* **GIVEN TASK**:
Reproduce every one of the rows below character for character, without changing, adding, or leaving out anything.

* **LISTED ENTRIES**:
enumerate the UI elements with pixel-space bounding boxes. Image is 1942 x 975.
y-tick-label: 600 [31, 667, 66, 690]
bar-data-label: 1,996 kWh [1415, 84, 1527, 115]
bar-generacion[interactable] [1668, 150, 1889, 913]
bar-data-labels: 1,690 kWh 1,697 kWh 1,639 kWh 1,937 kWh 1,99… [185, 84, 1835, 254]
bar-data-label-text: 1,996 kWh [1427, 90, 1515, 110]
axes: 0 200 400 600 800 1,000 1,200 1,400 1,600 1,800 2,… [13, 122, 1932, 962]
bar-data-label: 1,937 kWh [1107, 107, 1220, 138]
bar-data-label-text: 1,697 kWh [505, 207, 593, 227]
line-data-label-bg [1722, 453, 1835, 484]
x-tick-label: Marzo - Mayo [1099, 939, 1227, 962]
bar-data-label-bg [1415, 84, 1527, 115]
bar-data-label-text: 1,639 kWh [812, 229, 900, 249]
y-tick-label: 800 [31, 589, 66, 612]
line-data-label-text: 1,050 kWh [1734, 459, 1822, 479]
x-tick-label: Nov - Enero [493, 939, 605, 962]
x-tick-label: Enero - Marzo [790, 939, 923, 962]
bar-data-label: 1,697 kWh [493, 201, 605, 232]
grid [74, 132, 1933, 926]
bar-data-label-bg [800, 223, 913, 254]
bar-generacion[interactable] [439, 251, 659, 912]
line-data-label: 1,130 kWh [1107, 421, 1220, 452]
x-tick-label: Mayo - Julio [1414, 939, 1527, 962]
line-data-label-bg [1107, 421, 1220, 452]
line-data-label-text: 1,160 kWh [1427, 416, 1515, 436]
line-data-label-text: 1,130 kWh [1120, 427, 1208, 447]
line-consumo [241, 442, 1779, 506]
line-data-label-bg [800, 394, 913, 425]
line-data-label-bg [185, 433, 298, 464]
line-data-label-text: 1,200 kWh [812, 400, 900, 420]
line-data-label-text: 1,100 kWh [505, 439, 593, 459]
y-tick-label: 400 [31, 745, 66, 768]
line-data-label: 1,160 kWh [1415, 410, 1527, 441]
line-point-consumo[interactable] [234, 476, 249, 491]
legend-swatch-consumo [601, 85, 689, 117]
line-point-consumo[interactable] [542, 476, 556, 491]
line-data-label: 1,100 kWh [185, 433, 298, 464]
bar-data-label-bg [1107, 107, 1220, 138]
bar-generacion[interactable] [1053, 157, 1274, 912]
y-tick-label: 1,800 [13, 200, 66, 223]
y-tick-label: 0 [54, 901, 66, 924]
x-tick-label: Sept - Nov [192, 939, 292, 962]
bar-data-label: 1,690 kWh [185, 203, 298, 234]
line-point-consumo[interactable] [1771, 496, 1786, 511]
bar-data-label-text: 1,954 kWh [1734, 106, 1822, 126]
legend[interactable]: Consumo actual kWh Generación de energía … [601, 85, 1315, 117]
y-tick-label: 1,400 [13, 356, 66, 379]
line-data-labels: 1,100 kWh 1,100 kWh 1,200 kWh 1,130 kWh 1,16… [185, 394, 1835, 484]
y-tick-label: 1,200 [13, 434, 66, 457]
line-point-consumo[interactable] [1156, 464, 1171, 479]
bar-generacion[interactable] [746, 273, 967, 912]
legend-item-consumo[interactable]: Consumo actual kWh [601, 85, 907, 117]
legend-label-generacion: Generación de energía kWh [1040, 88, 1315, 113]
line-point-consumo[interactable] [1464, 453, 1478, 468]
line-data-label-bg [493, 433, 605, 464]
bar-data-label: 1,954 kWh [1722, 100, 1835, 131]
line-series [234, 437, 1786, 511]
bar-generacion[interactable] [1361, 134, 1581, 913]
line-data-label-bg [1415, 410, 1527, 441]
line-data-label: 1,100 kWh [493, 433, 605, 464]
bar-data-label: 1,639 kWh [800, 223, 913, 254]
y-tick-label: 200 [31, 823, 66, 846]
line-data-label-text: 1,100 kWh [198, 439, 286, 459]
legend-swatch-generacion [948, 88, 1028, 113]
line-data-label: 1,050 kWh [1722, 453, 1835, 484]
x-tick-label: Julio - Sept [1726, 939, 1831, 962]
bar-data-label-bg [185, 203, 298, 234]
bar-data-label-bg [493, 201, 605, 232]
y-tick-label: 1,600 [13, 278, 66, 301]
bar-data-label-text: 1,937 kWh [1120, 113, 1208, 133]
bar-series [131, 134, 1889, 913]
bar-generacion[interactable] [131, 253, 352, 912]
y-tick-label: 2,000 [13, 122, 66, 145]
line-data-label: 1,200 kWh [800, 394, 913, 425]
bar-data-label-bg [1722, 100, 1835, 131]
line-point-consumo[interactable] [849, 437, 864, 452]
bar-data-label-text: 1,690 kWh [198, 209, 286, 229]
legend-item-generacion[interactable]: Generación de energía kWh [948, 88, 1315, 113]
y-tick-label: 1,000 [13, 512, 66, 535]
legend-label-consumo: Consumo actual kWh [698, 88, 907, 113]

* **SOLUTION FOR THIS EXERCISE**:
enumerate the UI elements with pixel-space bounding boxes. Image is 1942 x 975.
y-tick-label: 600 [31, 667, 66, 690]
bar-data-label: 1,996 kWh [1415, 84, 1527, 115]
bar-generacion[interactable] [1668, 150, 1889, 913]
bar-data-labels: 1,690 kWh 1,697 kWh 1,639 kWh 1,937 kWh 1,99… [185, 84, 1835, 254]
bar-data-label-text: 1,996 kWh [1427, 90, 1515, 110]
axes: 0 200 400 600 800 1,000 1,200 1,400 1,600 1,800 2,… [13, 122, 1932, 962]
bar-data-label: 1,937 kWh [1107, 107, 1220, 138]
bar-data-label-text: 1,697 kWh [505, 207, 593, 227]
line-data-label-bg [1722, 453, 1835, 484]
x-tick-label: Marzo - Mayo [1099, 939, 1227, 962]
bar-data-label-bg [1415, 84, 1527, 115]
bar-data-label-text: 1,639 kWh [812, 229, 900, 249]
y-tick-label: 800 [31, 589, 66, 612]
line-data-label-text: 1,050 kWh [1734, 459, 1822, 479]
x-tick-label: Nov - Enero [493, 939, 605, 962]
x-tick-label: Enero - Marzo [790, 939, 923, 962]
bar-data-label: 1,697 kWh [493, 201, 605, 232]
grid [74, 132, 1933, 926]
bar-data-label-bg [800, 223, 913, 254]
bar-generacion[interactable] [439, 251, 659, 912]
line-data-label: 1,130 kWh [1107, 421, 1220, 452]
x-tick-label: Mayo - Julio [1414, 939, 1527, 962]
line-data-label-bg [1107, 421, 1220, 452]
line-data-label-text: 1,160 kWh [1427, 416, 1515, 436]
line-data-label-text: 1,130 kWh [1120, 427, 1208, 447]
line-consumo [241, 442, 1779, 506]
line-data-label-bg [800, 394, 913, 425]
line-data-label-bg [185, 433, 298, 464]
line-data-label-text: 1,200 kWh [812, 400, 900, 420]
line-data-label-text: 1,100 kWh [505, 439, 593, 459]
y-tick-label: 400 [31, 745, 66, 768]
line-data-label: 1,160 kWh [1415, 410, 1527, 441]
line-point-consumo[interactable] [234, 476, 249, 491]
legend-swatch-consumo [601, 85, 689, 117]
line-point-consumo[interactable] [542, 476, 556, 491]
line-data-label: 1,100 kWh [185, 433, 298, 464]
bar-data-label-bg [1107, 107, 1220, 138]
bar-generacion[interactable] [1053, 157, 1274, 912]
y-tick-label: 1,800 [13, 200, 66, 223]
y-tick-label: 0 [54, 901, 66, 924]
x-tick-label: Sept - Nov [192, 939, 292, 962]
bar-data-label: 1,690 kWh [185, 203, 298, 234]
line-point-consumo[interactable] [1771, 496, 1786, 511]
bar-data-label-text: 1,954 kWh [1734, 106, 1822, 126]
legend[interactable]: Consumo actual kWh Generación de energía … [601, 85, 1315, 117]
y-tick-label: 1,400 [13, 356, 66, 379]
line-data-labels: 1,100 kWh 1,100 kWh 1,200 kWh 1,130 kWh 1,16… [185, 394, 1835, 484]
y-tick-label: 1,200 [13, 434, 66, 457]
line-point-consumo[interactable] [1156, 464, 1171, 479]
bar-generacion[interactable] [746, 273, 967, 912]
legend-item-consumo[interactable]: Consumo actual kWh [601, 85, 907, 117]
legend-label-generacion: Generación de energía kWh [1040, 88, 1315, 113]
line-point-consumo[interactable] [1464, 453, 1478, 468]
line-data-label-bg [493, 433, 605, 464]
bar-data-label: 1,954 kWh [1722, 100, 1835, 131]
line-series [234, 437, 1786, 511]
bar-generacion[interactable] [1361, 134, 1581, 913]
line-data-label-bg [1415, 410, 1527, 441]
line-data-label: 1,100 kWh [493, 433, 605, 464]
bar-data-label: 1,639 kWh [800, 223, 913, 254]
y-tick-label: 200 [31, 823, 66, 846]
line-data-label-text: 1,100 kWh [198, 439, 286, 459]
legend-swatch-generacion [948, 88, 1028, 113]
line-data-label: 1,050 kWh [1722, 453, 1835, 484]
x-tick-label: Julio - Sept [1726, 939, 1831, 962]
bar-data-label-bg [185, 203, 298, 234]
bar-data-label-bg [493, 201, 605, 232]
y-tick-label: 1,600 [13, 278, 66, 301]
bar-data-label-text: 1,937 kWh [1120, 113, 1208, 133]
bar-series [131, 134, 1889, 913]
bar-generacion[interactable] [131, 253, 352, 912]
y-tick-label: 2,000 [13, 122, 66, 145]
line-data-label: 1,200 kWh [800, 394, 913, 425]
bar-data-label-bg [1722, 100, 1835, 131]
line-point-consumo[interactable] [849, 437, 864, 452]
bar-data-label-text: 1,690 kWh [198, 209, 286, 229]
legend-item-generacion[interactable]: Generación de energía kWh [948, 88, 1315, 113]
y-tick-label: 1,000 [13, 512, 66, 535]
legend-label-consumo: Consumo actual kWh [698, 88, 907, 113]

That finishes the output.